◆ **GIVEN REQUEST**:
Tally the lines in the following entries that include the word "Precipitation"; state only the total.

◆ **SOURCE RECORDS**:
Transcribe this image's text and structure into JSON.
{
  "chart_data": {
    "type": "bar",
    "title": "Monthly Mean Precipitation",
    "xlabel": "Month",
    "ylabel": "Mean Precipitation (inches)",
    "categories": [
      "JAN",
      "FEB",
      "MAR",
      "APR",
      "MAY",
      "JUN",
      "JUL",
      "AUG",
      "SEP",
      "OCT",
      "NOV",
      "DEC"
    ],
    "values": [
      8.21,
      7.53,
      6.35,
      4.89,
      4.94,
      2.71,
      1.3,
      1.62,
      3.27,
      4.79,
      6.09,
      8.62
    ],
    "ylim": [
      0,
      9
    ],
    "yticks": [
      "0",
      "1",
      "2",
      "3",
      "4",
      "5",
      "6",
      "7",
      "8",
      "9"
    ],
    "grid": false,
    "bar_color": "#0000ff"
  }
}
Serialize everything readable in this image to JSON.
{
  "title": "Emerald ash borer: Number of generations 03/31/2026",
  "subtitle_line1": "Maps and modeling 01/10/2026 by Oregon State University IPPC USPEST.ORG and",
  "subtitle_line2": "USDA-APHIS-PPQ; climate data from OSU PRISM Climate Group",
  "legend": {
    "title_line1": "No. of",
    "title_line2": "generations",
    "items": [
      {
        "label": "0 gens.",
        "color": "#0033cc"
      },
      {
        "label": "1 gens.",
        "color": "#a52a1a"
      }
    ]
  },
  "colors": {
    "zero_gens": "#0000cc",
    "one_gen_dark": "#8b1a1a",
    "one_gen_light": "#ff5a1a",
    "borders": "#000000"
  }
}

◆ **RESPONSE**:
2